To do: Search the material for the string "Guide" and copy each line where it occurs.

Records supplied:
· · ·
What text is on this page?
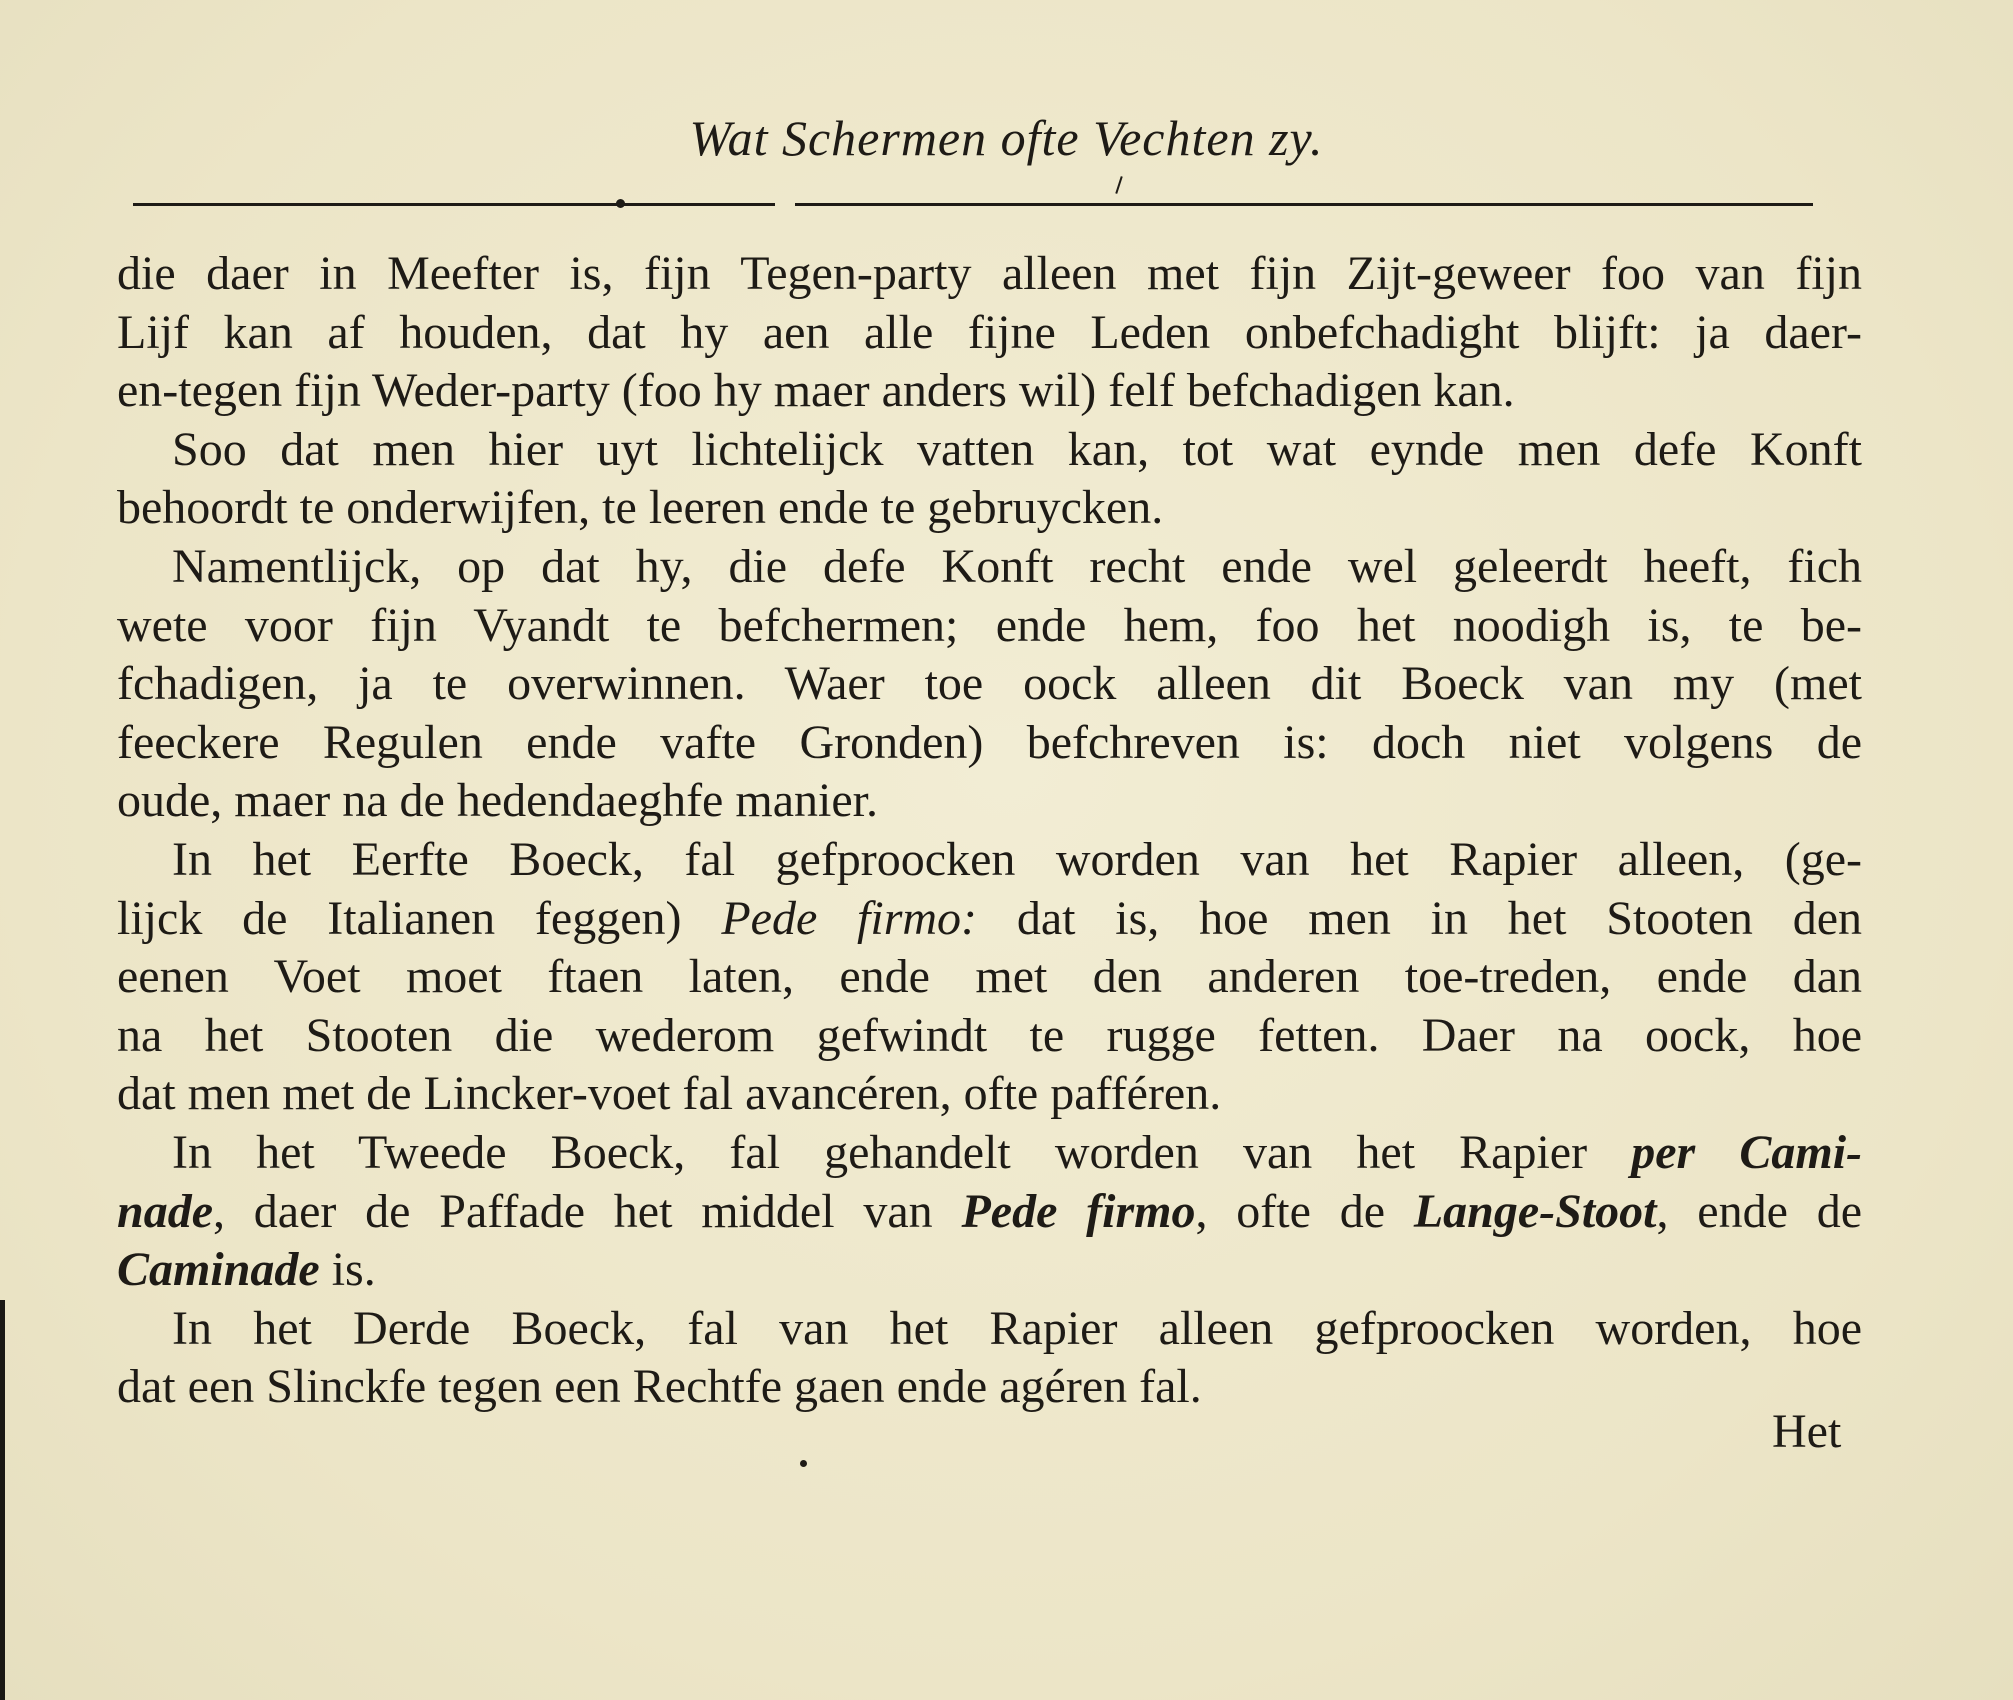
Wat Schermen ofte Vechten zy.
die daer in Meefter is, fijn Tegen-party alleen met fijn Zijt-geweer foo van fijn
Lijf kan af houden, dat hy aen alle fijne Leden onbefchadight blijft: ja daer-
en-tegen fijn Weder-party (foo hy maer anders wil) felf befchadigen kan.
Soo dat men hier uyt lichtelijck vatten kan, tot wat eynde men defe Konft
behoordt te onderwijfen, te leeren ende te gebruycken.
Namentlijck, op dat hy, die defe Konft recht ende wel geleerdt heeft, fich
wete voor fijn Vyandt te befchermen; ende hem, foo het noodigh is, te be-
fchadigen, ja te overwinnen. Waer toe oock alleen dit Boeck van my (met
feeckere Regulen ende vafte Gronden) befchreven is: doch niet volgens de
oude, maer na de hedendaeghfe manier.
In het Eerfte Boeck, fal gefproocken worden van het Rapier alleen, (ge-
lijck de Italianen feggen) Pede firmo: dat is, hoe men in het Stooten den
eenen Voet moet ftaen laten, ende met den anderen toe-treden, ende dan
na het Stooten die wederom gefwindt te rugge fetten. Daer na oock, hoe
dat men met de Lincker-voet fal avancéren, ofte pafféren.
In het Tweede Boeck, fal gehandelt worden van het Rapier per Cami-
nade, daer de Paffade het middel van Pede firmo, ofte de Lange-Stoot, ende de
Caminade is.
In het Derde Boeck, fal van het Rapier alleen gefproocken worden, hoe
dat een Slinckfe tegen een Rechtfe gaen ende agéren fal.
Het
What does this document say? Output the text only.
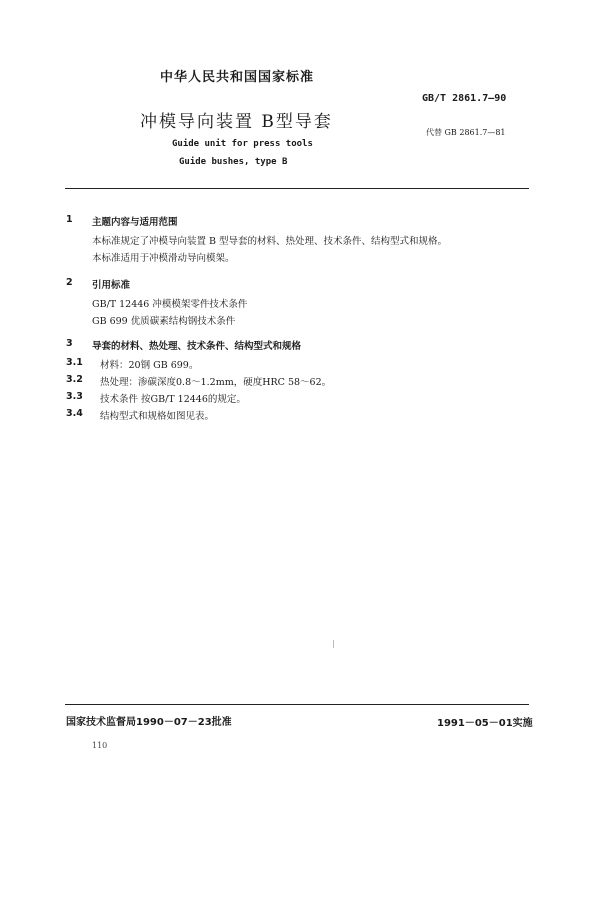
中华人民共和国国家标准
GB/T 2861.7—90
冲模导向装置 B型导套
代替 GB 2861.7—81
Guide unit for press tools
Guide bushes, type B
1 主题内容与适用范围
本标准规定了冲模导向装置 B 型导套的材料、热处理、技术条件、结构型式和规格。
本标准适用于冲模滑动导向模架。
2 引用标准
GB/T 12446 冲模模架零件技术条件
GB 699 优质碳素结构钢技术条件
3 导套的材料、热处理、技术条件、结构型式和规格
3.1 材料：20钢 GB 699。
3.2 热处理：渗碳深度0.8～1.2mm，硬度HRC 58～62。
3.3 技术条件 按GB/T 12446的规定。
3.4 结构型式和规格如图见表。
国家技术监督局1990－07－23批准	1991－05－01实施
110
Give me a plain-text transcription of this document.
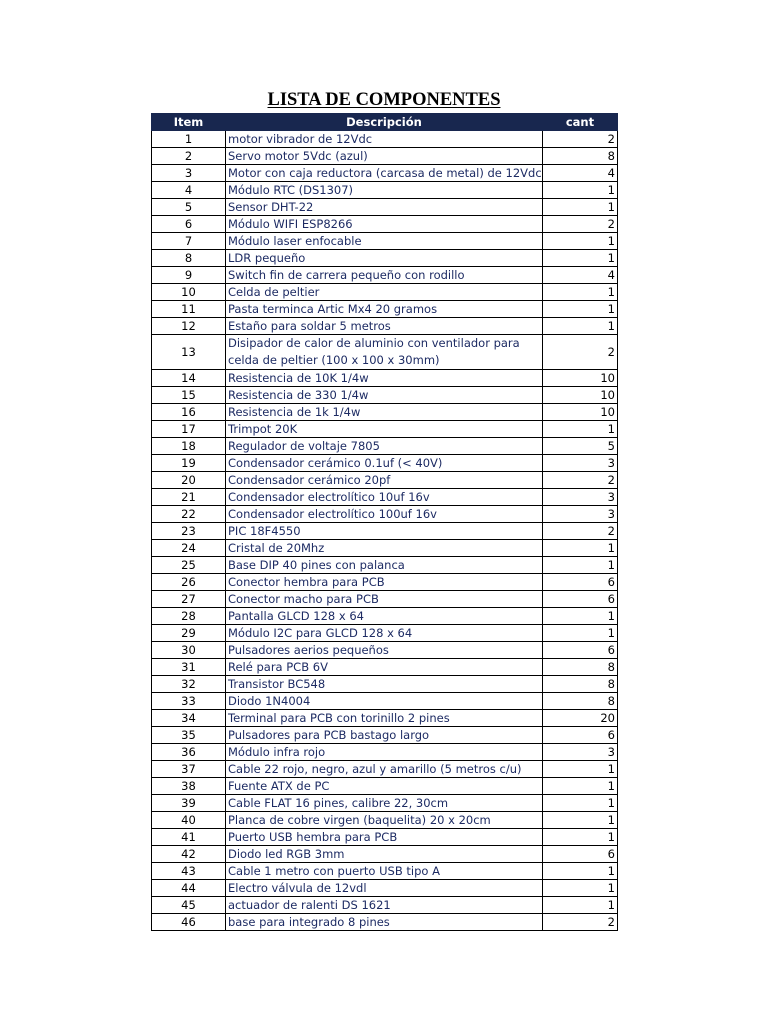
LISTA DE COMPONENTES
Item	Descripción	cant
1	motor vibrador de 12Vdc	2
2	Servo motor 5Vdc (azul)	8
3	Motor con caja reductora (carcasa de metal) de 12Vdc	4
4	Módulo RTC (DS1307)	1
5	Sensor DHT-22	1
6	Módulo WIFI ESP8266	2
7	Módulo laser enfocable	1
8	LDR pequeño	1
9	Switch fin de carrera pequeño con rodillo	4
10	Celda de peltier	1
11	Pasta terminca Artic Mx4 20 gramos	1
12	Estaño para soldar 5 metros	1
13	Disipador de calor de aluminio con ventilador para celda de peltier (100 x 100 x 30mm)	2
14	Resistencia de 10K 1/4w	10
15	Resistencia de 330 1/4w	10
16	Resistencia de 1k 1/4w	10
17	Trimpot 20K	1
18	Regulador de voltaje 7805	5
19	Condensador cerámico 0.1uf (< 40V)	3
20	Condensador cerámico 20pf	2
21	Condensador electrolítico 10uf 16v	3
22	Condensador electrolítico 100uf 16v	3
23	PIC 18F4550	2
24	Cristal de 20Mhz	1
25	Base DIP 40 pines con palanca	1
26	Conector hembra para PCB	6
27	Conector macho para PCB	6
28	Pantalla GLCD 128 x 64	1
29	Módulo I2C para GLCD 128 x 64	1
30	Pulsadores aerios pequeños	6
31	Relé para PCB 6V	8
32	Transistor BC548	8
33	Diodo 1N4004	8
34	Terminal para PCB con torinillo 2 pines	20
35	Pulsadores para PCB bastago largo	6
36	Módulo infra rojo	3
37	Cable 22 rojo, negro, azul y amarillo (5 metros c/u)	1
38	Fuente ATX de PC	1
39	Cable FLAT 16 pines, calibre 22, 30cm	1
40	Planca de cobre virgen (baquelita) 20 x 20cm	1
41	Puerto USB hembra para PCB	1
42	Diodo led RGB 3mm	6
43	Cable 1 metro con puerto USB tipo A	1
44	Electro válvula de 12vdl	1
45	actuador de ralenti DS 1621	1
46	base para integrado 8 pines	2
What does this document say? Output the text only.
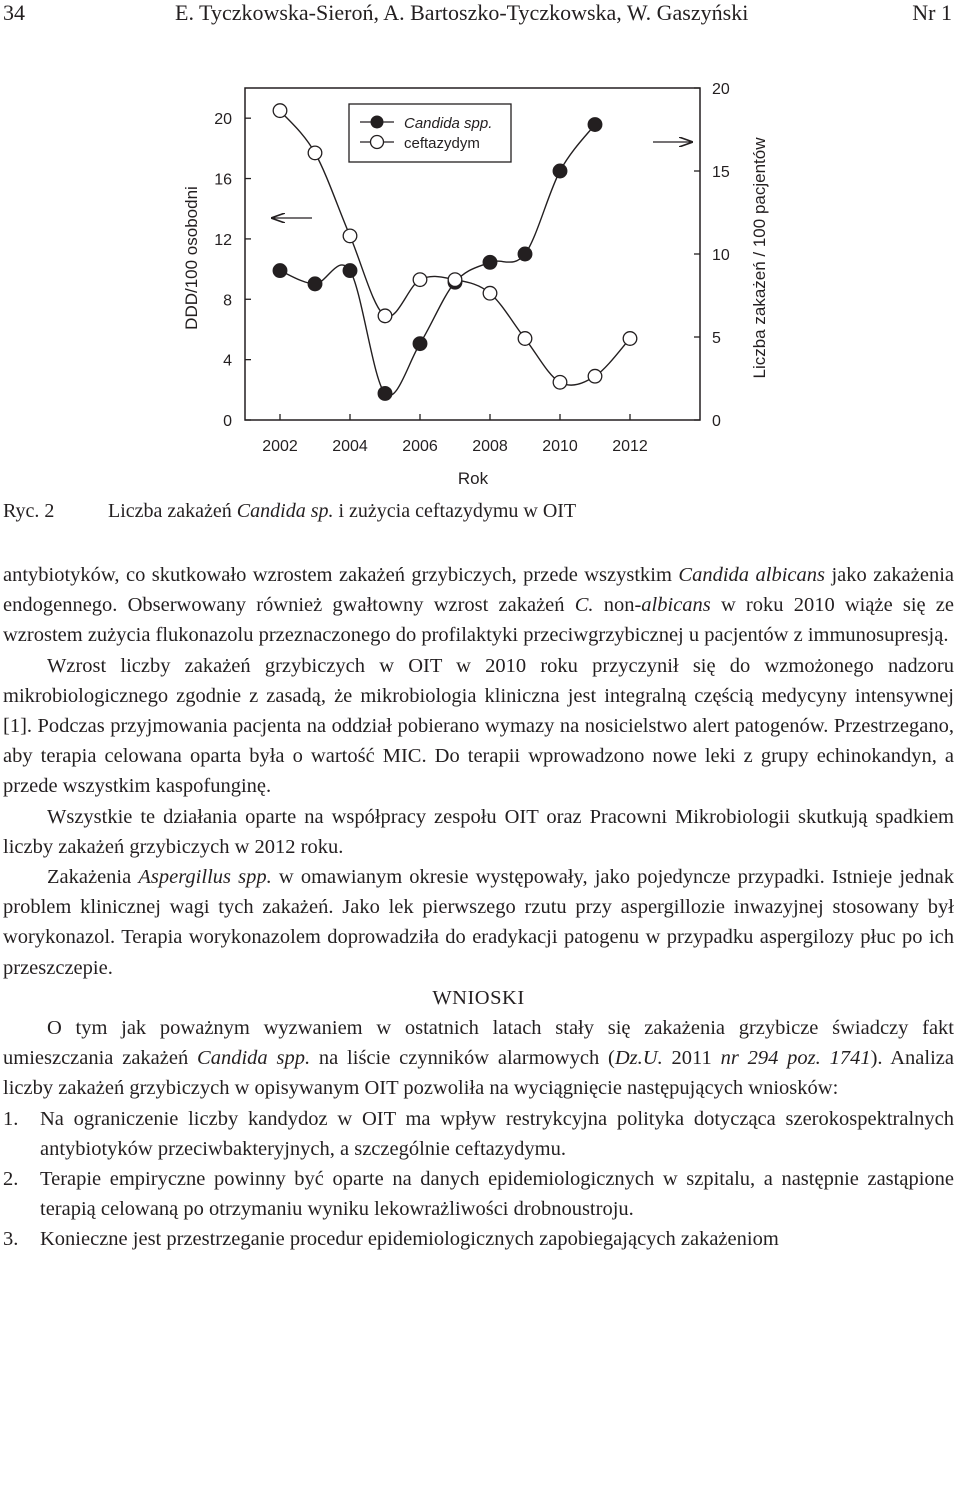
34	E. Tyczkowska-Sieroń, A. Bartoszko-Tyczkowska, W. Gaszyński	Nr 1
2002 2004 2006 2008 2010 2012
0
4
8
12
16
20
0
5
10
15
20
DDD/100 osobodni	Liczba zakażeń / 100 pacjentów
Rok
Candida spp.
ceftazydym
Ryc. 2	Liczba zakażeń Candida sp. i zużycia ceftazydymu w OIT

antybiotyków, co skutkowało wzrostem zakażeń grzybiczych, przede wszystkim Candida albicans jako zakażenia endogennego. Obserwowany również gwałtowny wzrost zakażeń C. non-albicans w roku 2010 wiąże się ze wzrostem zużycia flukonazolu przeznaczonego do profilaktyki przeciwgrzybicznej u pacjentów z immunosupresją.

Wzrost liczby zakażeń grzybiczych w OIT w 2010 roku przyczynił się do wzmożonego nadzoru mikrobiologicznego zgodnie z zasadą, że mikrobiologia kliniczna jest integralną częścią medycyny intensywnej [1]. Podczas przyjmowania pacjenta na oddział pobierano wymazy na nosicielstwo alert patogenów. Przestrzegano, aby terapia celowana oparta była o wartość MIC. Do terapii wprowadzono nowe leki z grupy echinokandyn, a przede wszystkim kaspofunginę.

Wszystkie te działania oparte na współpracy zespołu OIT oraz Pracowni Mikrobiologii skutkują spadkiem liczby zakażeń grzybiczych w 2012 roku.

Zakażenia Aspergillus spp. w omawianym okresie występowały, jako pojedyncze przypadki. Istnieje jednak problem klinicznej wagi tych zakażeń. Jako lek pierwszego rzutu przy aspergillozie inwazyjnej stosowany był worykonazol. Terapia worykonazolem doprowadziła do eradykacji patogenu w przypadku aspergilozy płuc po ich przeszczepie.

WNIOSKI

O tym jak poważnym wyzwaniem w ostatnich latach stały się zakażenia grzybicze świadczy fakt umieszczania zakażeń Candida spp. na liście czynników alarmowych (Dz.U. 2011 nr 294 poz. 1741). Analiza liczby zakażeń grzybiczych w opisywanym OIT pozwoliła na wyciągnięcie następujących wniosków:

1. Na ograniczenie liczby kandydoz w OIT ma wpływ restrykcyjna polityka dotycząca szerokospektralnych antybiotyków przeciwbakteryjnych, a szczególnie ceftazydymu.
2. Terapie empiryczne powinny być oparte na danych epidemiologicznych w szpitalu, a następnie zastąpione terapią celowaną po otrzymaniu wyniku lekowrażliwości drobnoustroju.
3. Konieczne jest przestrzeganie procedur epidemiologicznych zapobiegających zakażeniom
· · ·
Answer for this exercise:
Guide unit for press tools
Guide bushes, type B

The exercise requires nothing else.